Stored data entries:

____________________

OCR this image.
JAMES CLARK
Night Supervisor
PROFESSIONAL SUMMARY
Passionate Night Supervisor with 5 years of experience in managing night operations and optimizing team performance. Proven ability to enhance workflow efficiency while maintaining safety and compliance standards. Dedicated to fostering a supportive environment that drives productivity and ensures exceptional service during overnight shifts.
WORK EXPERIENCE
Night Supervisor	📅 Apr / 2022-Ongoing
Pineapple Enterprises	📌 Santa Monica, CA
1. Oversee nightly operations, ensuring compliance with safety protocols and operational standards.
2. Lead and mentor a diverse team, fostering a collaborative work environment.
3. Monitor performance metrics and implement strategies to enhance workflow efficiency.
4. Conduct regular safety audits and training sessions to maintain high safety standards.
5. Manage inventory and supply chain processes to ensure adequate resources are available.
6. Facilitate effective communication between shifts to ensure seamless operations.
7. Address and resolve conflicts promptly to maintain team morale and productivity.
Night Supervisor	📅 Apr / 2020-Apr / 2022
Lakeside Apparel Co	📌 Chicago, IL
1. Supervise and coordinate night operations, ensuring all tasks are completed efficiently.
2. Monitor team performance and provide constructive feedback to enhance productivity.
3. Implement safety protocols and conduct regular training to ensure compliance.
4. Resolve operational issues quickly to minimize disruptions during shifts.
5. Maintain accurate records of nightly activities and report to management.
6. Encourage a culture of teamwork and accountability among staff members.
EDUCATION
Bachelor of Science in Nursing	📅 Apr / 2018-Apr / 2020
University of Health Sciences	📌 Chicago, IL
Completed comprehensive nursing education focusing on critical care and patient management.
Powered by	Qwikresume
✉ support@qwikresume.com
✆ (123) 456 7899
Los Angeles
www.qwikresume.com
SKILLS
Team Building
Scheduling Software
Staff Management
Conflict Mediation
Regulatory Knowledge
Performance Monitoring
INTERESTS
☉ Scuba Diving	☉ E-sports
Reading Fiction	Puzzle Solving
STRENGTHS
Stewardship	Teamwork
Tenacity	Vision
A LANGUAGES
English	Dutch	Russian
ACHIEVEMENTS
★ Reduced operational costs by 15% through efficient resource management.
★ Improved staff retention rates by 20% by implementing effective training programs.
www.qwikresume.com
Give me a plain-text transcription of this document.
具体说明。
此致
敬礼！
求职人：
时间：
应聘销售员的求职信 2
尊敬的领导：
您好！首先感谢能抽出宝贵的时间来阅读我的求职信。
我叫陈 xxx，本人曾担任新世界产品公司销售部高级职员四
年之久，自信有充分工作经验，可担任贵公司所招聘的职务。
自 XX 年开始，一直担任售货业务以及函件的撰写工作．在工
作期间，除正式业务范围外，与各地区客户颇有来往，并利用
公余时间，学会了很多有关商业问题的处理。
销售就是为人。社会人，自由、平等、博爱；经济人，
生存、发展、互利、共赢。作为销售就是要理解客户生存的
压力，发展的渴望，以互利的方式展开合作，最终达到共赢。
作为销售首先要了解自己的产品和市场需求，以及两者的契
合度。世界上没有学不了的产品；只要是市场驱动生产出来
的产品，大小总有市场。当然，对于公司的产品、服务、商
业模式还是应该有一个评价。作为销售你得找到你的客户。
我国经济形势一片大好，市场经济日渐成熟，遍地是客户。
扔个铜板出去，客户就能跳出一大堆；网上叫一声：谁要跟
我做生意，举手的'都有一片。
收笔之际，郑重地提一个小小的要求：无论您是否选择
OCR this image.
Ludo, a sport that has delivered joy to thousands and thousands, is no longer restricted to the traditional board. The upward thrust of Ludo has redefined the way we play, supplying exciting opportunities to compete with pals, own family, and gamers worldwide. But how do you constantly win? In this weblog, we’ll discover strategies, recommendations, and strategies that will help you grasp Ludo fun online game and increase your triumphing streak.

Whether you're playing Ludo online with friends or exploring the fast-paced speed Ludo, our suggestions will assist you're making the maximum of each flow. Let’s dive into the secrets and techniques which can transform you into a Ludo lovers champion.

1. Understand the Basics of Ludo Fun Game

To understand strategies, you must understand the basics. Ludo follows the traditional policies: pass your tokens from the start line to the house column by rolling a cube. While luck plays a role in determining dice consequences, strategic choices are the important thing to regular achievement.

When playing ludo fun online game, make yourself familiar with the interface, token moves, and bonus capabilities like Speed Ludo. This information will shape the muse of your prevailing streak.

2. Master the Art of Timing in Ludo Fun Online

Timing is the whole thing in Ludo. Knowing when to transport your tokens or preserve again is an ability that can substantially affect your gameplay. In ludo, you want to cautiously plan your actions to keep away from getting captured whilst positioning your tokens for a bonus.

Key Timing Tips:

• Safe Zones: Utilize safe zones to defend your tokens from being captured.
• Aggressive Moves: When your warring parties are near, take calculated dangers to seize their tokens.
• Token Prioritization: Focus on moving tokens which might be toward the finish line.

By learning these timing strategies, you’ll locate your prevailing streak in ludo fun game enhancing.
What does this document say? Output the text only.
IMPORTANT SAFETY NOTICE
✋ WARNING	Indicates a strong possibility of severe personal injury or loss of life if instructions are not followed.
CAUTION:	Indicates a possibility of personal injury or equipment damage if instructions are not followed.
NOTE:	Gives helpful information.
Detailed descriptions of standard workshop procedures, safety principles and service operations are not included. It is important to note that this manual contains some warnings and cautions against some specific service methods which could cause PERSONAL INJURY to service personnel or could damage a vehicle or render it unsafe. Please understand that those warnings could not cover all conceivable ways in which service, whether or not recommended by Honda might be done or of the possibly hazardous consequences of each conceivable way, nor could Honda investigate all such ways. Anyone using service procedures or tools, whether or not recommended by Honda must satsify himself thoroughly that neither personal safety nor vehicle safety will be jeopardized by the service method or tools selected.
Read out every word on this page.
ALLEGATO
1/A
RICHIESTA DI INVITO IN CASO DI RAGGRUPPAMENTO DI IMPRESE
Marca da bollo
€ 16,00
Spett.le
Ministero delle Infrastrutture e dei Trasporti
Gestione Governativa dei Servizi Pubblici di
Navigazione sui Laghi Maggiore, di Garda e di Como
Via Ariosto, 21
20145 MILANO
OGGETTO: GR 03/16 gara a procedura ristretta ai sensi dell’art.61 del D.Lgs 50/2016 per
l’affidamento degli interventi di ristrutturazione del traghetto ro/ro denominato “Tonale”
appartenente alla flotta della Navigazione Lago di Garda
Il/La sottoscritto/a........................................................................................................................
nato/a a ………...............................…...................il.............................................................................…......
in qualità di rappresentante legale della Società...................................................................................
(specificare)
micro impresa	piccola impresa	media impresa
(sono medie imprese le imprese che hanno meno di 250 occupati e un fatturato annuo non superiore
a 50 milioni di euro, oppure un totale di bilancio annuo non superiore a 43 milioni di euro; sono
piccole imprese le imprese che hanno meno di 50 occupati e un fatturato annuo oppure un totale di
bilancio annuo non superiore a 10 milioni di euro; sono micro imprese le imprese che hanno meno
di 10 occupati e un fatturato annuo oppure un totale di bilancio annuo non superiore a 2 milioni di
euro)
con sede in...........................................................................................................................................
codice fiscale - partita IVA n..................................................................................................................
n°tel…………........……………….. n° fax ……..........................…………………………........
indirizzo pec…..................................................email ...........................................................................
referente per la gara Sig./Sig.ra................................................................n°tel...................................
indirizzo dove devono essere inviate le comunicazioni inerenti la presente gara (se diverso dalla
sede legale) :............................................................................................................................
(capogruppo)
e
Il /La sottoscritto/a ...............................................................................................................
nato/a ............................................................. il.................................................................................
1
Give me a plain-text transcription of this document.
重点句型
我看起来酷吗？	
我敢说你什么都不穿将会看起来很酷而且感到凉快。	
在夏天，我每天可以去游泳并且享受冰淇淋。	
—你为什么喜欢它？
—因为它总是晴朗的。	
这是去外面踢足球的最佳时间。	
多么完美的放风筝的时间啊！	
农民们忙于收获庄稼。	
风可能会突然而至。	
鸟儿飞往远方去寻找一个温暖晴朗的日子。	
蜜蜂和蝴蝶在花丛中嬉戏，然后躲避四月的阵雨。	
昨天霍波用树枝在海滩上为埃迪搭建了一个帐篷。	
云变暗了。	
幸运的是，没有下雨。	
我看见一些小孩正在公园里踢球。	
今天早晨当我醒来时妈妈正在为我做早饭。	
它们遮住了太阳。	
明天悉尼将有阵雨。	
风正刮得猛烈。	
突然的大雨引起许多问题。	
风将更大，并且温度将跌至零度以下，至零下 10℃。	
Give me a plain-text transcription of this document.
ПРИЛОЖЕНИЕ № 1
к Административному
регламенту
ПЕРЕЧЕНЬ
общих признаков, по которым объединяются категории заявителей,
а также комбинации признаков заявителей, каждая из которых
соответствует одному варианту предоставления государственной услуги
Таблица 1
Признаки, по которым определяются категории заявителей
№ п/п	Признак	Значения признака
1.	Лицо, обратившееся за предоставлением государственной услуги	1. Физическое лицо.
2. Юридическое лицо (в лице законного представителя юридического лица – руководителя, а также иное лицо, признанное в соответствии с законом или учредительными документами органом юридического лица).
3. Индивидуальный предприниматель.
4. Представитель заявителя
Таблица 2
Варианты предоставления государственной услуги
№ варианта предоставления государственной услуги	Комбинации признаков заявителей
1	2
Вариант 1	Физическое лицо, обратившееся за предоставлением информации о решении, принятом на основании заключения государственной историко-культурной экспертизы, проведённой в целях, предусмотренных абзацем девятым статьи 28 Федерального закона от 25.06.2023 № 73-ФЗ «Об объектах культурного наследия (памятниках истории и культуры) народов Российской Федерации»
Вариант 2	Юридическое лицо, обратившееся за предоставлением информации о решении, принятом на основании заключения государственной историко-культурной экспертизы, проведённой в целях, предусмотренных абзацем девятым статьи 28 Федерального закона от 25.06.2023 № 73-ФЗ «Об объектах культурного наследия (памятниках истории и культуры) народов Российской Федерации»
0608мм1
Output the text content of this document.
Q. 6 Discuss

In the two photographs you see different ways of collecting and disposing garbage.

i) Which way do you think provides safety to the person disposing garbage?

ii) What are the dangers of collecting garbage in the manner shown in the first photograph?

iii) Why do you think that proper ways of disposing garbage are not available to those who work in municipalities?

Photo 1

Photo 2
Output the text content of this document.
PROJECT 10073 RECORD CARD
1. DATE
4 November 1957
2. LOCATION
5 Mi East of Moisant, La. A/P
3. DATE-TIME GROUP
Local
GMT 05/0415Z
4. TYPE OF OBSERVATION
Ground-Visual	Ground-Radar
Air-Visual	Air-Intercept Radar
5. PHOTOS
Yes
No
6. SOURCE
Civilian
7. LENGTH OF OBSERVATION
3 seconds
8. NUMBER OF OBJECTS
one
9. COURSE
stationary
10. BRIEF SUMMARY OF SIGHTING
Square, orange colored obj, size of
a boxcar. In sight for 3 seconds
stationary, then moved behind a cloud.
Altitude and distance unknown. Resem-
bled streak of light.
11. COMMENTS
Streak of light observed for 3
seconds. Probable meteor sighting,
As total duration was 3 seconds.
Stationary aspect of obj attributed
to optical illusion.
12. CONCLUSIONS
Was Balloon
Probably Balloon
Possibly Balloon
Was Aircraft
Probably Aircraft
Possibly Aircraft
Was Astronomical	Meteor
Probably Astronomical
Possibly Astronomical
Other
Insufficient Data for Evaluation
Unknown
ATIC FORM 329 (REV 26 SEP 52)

____________________

**WORK TO DO:** Tally the lines containing "What". Provide the number without any other words.

**ANSWER BELOW:** 2